* _To do_:
Pick out all lines with the word "JSON" from the records that follow.

* _Data extracted from a collection_:
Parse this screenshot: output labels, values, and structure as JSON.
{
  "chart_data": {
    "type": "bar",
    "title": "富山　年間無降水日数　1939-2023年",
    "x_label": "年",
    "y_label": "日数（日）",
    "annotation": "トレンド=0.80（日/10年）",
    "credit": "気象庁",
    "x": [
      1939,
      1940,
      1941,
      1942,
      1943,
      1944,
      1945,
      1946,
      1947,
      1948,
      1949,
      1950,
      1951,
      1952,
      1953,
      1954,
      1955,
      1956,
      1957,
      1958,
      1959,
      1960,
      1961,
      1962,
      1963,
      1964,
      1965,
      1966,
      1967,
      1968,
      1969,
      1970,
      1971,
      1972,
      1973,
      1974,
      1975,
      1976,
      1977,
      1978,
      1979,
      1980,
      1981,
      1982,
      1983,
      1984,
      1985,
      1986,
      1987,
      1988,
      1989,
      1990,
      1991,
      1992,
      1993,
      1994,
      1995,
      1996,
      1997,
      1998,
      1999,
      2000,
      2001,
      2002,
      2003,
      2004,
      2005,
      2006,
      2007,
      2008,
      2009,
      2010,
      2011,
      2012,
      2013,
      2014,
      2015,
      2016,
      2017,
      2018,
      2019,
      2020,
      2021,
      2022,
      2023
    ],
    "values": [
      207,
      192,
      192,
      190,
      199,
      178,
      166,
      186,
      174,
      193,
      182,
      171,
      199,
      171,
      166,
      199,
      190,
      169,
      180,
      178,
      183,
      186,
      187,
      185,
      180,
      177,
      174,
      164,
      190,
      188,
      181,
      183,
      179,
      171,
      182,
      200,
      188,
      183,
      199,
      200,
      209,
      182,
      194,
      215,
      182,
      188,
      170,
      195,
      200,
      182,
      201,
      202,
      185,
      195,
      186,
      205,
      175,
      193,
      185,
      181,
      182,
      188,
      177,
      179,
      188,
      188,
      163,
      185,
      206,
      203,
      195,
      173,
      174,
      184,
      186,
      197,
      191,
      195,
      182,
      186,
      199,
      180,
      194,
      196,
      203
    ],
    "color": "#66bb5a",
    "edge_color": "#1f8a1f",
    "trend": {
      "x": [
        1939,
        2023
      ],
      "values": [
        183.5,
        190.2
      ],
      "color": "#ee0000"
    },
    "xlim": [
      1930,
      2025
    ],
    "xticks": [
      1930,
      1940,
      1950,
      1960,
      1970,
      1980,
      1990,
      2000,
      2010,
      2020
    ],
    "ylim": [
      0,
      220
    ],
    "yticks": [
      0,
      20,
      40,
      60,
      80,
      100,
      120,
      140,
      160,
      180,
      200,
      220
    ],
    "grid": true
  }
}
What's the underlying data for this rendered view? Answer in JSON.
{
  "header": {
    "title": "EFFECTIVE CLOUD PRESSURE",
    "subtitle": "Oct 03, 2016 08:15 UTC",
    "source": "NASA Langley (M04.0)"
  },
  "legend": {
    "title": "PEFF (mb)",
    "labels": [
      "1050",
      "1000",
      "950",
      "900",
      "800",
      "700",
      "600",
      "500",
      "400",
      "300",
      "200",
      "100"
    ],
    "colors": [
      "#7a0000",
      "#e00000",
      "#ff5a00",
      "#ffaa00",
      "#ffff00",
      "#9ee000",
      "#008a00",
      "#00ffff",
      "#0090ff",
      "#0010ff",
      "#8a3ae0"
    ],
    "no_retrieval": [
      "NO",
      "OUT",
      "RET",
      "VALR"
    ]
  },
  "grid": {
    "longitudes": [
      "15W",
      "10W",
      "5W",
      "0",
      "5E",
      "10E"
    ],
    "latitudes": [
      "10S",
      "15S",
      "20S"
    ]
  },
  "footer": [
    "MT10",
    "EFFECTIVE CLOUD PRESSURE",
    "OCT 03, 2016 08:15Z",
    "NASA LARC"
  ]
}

* _Right answer_:
Parse this screenshot: output labels, values, and structure as JSON.
What's the underlying data for this rendered view? Answer in JSON.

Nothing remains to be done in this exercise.